*Отрывок*.

Один из моих любимых поэтов Великой Отечественной, вдруг став похожим на заурядного бюрократа, сухо и недвусмысленно, сказал:
— Но он же член партии, Женя… А член партии обязан выполнять решение первичной организации.
Это меня потрясло, потому что образ одного из поэтических героев моего детства рассыпался.
А тут еще Севастьянов поддакнул… Я собрался со всеми силами и, встав, сказал, что не могу позволить, чтобы на моем дне рождения кто-то мог задеть хоть словом моего отсутствующего друга. Симонов и Севастьянов вынуждены были уйти.
На следующий день, хотя я никогда не был членом партии, я немедленно написал письмо в защиту Окуджавы члену Политбюро, первому секретарю МК В. Гришину с просьбой меня принять.
Мне позвонил его тогдашний первый помощник Изюмов. «Советую вам взять это письмо, Евгений Александрович… Вопрос с Окуджавой уже практически решенный, и вы ему не поможете, а только настроите Виктора Васильевича против себя лично».
Я, однако, настаивал на своем. Гришин принял меня мрачно, но уважительно. Почему-то сначала, как ревизору, доложил мне экономическую обстановку в Москве, рассказал о трудностях перехода молочного производства со стеклянной тары на пакетную.
— Мы и так, и так с этими пакетами, Евгений Александрович, а они все текут и текут… Углы их слабое место, углы… Но мы эти углы в конце концов зажали…
Потом он громогласно всморкнулся — он именно не высмаркивался, а всмаркивался, то есть втягивал содержимое носа внутрь, куда-то, видимо, в лобные пазухи его испещренного государственными заботами лба, и заключил:
— Теперь насчет этого… как его… Окуджавова… Спасибо за своевременный сигнал, Евгений Александрович… Вы правильно заметили в вашем письме: «До коей поры московская партийная организация будет руководиться, сама того не понимая, из Мюнхена?» Действительно, до коей поры?! Так что я уже поговорил с Краснопресненским райкомом — выговором обойдемся… А то ваши писатели все время норовят вперед партии забежать, чтобы потом на партию все свалить. Этого мы им не позволим. Так вы и скажите этому Окуджавову…
Когда я приехал к Булату и рассказал ему в лицах мой разговор с Гришиным, он немножко посмеялся, а потом сурово сказал:
— Ну ладно… Конечно, тебе спасибо за хлопоты. Но ведь я тебя не просил… Может быть, лучше было бы, если меня бы исключили… Я уже давно себя сам исключил из их партии…
Такой был Булат.

*Исходные данные*.
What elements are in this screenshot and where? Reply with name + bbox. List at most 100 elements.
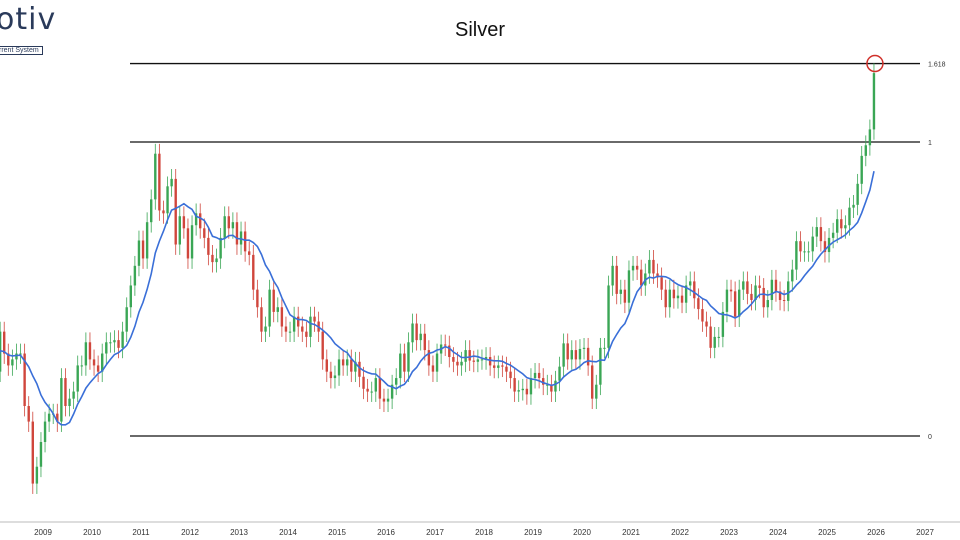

---

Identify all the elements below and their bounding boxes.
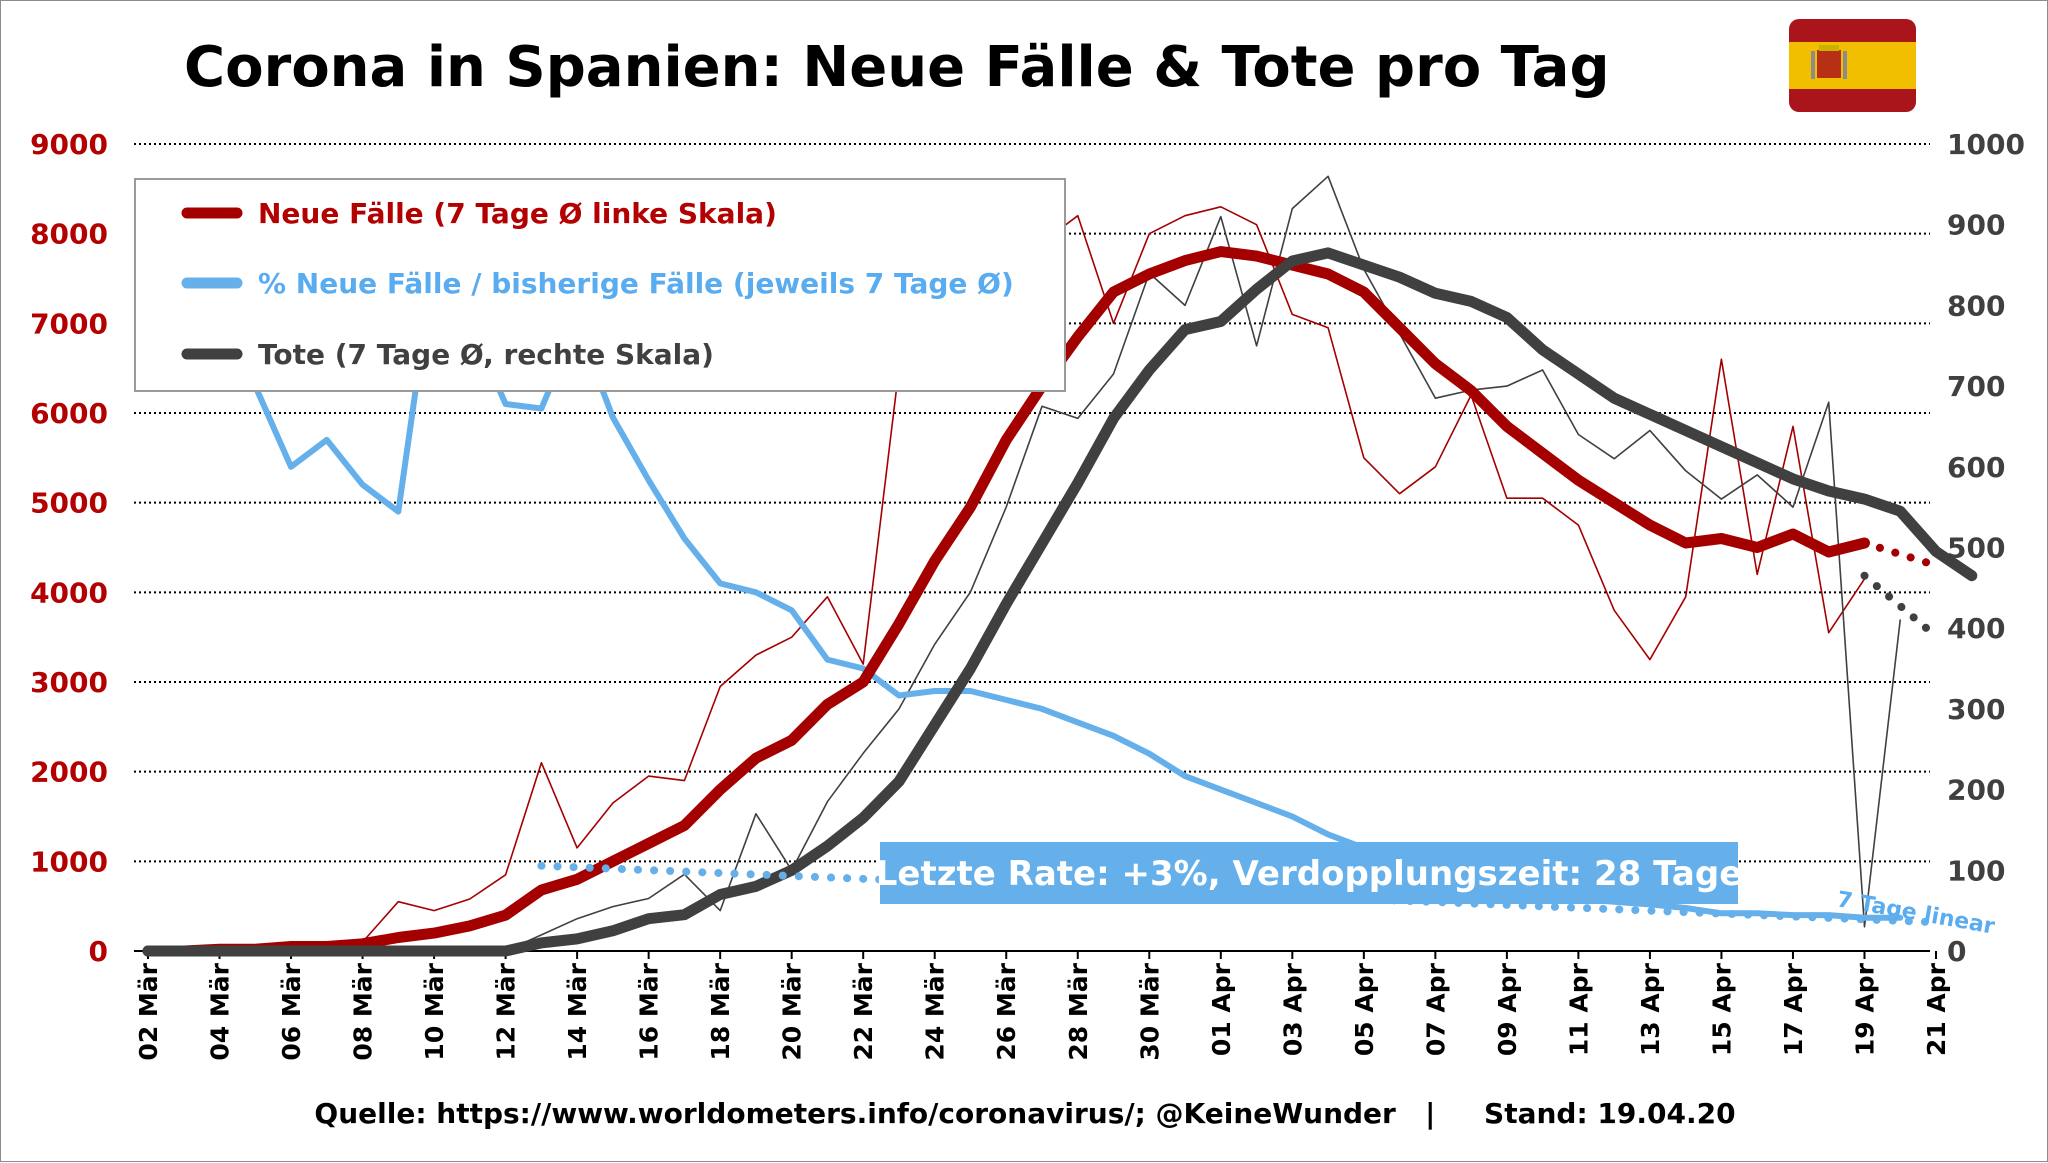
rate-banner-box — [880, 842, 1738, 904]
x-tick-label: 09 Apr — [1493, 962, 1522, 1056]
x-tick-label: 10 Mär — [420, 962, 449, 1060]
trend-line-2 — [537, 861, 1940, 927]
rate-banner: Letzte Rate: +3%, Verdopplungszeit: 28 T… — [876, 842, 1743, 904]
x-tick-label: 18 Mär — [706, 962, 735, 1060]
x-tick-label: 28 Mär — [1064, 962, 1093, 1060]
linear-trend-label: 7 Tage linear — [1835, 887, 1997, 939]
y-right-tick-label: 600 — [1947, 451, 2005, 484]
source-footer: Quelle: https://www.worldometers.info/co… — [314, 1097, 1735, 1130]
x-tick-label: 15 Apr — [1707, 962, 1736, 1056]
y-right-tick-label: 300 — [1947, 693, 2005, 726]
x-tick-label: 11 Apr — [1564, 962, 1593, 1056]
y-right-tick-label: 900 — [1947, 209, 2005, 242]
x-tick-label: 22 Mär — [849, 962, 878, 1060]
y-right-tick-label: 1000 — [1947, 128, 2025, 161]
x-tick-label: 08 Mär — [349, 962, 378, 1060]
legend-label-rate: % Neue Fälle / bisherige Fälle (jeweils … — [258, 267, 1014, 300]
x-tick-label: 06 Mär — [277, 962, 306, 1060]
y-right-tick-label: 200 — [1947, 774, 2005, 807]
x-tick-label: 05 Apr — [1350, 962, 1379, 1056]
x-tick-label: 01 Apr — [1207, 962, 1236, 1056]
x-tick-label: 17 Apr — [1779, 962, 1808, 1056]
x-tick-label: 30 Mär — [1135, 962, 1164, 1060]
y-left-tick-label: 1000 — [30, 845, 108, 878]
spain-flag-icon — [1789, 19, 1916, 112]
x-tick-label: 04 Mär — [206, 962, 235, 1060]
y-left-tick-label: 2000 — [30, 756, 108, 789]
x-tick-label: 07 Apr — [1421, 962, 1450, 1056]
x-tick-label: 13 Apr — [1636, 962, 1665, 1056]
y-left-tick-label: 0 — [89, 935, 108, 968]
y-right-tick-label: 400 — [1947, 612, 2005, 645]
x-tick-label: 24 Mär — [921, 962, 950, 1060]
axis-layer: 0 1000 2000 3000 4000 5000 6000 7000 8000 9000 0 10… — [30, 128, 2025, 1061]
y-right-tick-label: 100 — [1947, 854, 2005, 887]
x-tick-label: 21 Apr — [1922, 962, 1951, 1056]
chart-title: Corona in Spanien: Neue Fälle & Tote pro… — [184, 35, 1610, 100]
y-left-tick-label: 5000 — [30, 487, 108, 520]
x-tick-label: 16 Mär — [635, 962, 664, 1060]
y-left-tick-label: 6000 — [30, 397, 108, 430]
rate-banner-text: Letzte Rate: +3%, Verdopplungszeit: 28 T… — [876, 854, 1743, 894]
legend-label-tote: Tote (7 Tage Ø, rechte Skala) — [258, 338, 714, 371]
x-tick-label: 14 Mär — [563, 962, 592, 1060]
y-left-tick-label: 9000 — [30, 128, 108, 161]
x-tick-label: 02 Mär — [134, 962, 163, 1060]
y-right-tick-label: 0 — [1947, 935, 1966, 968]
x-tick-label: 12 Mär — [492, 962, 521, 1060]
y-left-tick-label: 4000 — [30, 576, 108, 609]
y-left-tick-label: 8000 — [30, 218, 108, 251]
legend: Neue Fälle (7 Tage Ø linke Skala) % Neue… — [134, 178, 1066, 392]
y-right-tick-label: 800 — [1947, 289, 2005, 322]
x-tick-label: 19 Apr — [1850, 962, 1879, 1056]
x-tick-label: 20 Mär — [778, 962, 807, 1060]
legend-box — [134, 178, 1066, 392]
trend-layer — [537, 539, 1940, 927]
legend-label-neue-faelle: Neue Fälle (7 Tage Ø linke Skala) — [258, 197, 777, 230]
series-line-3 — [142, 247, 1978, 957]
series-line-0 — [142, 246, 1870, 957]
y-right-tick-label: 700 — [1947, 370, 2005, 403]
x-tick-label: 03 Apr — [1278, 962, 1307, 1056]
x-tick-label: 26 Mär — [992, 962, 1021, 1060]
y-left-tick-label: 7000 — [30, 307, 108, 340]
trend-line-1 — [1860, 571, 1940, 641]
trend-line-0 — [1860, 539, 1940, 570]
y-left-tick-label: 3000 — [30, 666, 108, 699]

==

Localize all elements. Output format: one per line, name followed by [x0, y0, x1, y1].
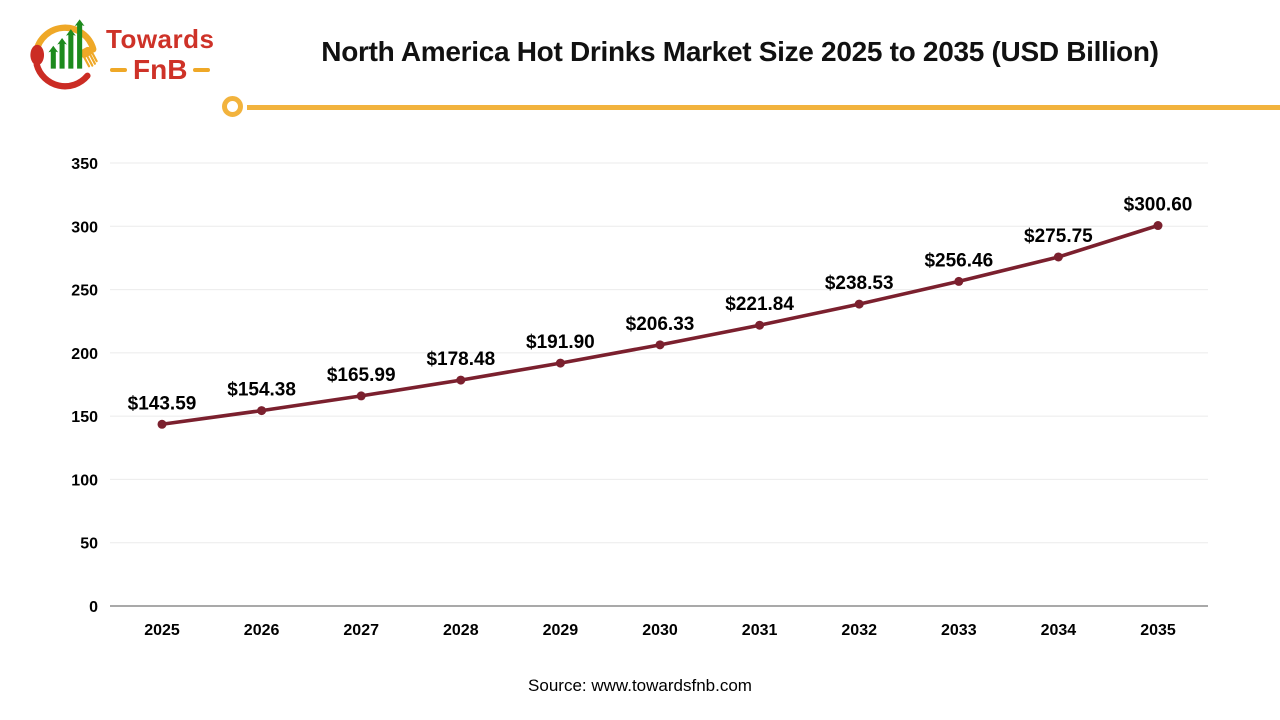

*Задания*.
1. Кому, судя по отрывку об Окуджаве, рассказчик написал письмо в его защиту?
2. Подхватите отрывок об Окуджаве и продолжите его после последней фразы.
Записи для работы не понадобятся.

*Ответы*.
1. Члену Политбюро, первому секретарю МК В. Гришину.

2.
Никак он не мог принять мою «Казнь Степана Разина».
— Какого черта ты его прославляешь? Ведь разбойник, убийца… А за что княжну утопил?
Но он умел быть и трогательно нежным. В 1996 году, невзирая на то, что он из больницы, он неожиданно для меня пришел с Олей на мой традиционный день рождения 18 июля в Политехнический, и для меня это был самый лучший подарок. Потом раздался его звонок: «Заходи, у меня есть джонджоли…» Он пил, как всегда, чуть-чуть, а на этот раз совсем чуть-чуть, но, несмотря на то, что был явно слаб, долго не позволял нам подняться и уйти, расспрашивал о нашей жизни, шутил, хотя его глаза улыбались уже через силу. Когда мы вышли, я сказал Маше:
— По-моему, Булат попрощался с нами…
Так оно и случилось.
Если говорить обо мне лично, я потерял, может быть, своего единственного постоянного защитника среди братьсв-писателей, которые, преувеличивая мою неуязвимость, очевидно, думали, что ни в какой защите я не нуждаюсь, и сделали мое имя предметом для упражнений в завистливом высокомерии. Теперь у меня нет моего главного защитника. Но это — мое личное горе.
Гражданское горе всех тех, кто еще не зомбирован в нашей стремительно опошляющейся стране, где правит бал распоясавшаяся эстрадная «попса», в том, что ушел, может быть, самый главный защитник российской песни от пошлости.
Значение человека определяется размером той пустоты, которая образуется после его ухода.
Радиостанции и телевизионные каналы часто передают теперь фрагментами или целиком песни Окуджавы. Но размер образовавшейся пустоты сразу обнаруживается, когда вслед за негромким, но таким слышным человеческим голосом, за мелодией, обладающей таинственным секретом запоминаемости, за неусложненными, но умными, тонкими словами после краткого перерыва на нас отовсюду опять низвергается Ниагара словесного и музыкального беспредела.
У нас нет современных песен, которые мы можем запоминать и петь — или про себя, или в задушевном застолье. Нас спасают только старинные народные песни, песни Великой Отечественной и некоторые послевоенные и песни Окуджавы.
Столько десятилетий мы заэнайски говорили, что у нас — лучший читатель в мире. Но последняя книга стихов Булата вышла тиражом всего-навсего 5 тысяч экземпляров, а бездарное отечественное и западное чтиво с обложками, размалеванными, как лица папуасов, тиражируется, продается и — что самое страшное — с удовольствием читается в миллионах экземпляров.
Для страны Пушкина и Достоевского — это позор.
Чтобы не позориться и дальше, надо научиться смотреть в глаза своему позору.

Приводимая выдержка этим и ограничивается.